(Stored items from a collection)
%%

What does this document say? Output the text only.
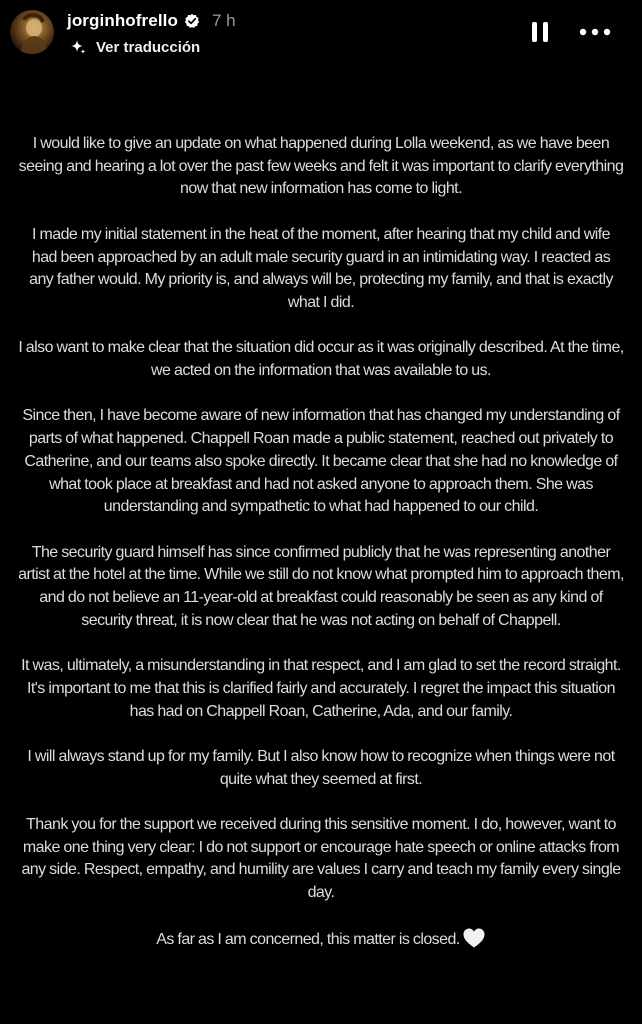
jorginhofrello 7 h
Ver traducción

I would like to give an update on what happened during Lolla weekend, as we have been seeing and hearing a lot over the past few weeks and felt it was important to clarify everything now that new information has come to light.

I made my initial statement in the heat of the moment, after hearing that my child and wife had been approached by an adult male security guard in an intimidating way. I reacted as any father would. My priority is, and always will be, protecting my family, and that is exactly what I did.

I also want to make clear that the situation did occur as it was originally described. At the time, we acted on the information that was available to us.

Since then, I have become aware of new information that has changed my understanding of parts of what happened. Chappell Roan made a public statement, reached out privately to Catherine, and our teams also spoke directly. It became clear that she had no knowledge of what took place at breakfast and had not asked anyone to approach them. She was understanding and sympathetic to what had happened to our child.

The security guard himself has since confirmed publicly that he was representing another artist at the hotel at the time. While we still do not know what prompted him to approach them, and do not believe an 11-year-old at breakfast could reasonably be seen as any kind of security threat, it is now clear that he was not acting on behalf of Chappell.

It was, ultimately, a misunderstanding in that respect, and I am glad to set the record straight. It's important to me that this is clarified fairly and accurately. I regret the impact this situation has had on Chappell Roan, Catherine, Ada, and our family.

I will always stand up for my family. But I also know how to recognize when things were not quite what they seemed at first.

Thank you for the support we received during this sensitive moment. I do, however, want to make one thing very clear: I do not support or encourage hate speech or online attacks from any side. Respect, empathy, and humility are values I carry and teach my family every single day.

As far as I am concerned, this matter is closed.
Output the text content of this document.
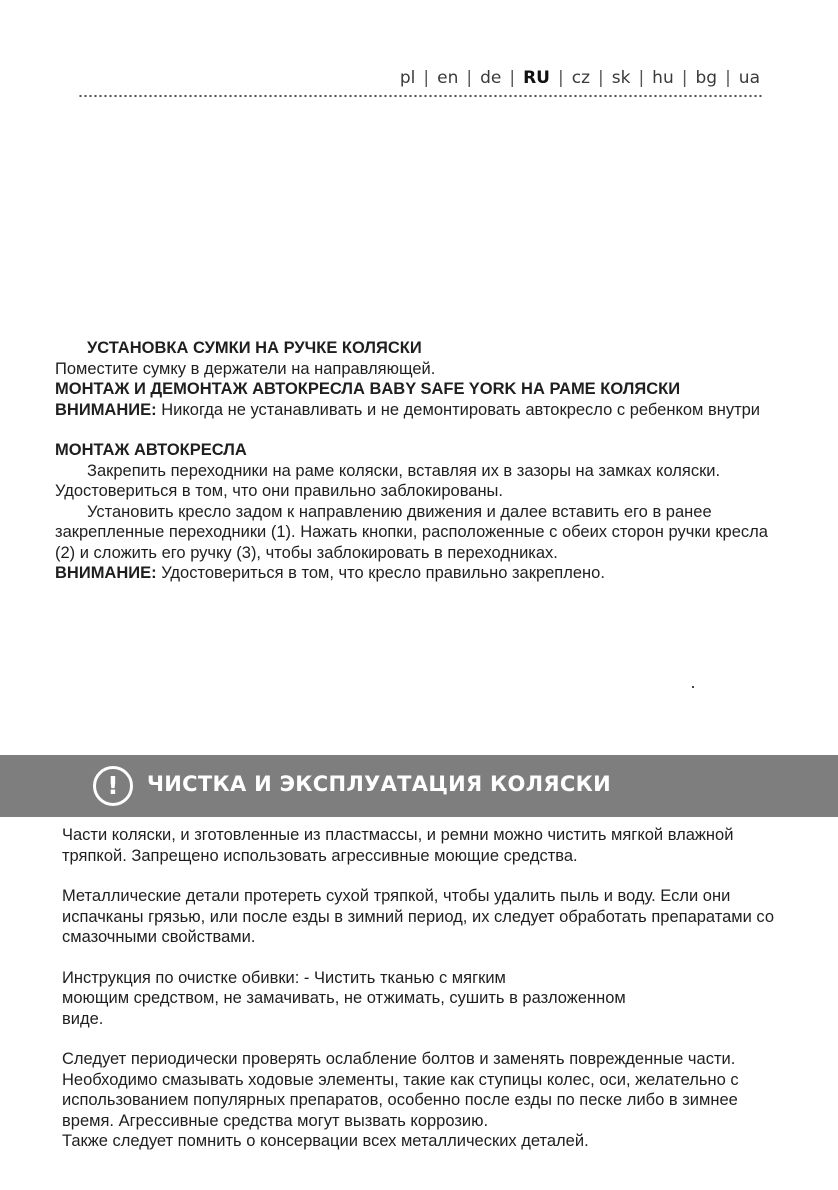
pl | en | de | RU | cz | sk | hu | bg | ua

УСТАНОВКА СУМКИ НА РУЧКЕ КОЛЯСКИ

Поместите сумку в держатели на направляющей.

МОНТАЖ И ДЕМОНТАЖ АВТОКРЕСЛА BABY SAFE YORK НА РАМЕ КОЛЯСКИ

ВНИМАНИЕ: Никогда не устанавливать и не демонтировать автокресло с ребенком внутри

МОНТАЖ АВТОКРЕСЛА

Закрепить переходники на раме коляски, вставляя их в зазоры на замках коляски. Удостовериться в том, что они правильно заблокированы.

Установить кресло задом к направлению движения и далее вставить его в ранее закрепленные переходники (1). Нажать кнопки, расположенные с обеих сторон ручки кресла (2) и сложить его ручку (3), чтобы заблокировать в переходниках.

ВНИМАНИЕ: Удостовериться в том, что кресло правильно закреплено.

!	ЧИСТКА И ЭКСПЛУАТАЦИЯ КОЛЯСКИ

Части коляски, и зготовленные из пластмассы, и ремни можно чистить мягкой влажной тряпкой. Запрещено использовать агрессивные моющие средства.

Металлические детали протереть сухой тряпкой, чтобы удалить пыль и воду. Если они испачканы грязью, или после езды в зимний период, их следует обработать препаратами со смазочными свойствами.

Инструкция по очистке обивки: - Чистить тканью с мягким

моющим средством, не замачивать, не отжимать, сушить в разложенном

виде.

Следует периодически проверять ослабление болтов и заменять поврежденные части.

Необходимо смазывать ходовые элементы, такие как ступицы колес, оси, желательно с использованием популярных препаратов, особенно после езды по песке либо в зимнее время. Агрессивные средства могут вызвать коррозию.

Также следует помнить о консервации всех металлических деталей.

%%
%%

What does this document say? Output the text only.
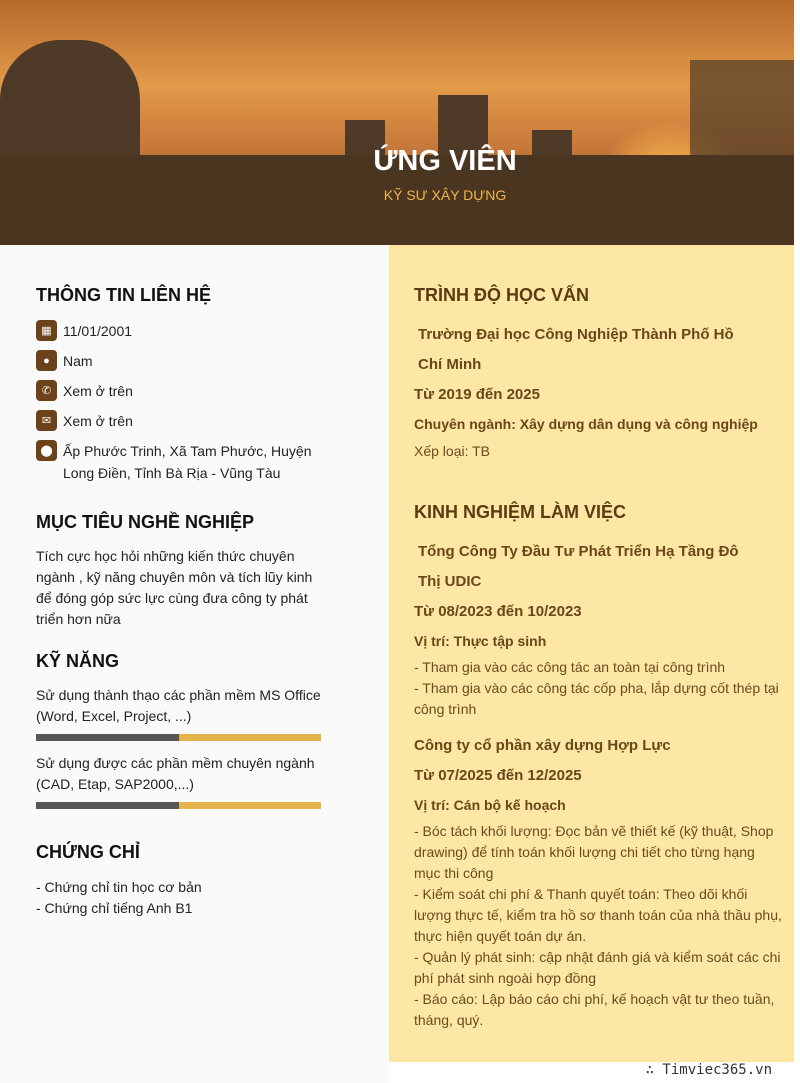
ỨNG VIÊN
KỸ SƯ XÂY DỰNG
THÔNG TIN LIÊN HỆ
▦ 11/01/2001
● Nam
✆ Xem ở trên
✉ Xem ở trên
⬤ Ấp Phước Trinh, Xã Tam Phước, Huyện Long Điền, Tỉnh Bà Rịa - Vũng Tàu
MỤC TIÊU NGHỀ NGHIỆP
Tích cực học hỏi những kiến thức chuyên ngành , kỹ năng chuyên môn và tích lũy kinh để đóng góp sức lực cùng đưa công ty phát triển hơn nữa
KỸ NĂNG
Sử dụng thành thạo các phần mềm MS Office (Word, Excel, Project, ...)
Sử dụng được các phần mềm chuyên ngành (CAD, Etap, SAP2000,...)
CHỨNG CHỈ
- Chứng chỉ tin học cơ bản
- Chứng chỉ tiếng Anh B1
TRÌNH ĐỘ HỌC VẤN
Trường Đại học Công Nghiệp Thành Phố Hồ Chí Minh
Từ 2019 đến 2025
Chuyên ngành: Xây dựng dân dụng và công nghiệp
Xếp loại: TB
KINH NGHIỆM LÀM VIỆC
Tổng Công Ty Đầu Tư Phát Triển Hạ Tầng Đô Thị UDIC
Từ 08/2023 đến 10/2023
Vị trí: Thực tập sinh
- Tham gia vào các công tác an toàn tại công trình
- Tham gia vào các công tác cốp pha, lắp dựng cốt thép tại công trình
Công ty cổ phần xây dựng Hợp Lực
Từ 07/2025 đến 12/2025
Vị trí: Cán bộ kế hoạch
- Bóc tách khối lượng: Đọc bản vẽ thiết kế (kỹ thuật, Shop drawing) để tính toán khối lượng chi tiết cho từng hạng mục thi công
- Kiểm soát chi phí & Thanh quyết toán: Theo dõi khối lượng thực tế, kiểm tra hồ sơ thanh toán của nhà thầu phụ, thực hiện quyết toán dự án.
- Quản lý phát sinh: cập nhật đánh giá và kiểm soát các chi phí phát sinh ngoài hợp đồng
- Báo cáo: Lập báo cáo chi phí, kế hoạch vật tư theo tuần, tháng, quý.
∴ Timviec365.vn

%%

• Directive
Using the material above, work out how many lines contain the string "езды". Give that number alone.

• Solution
2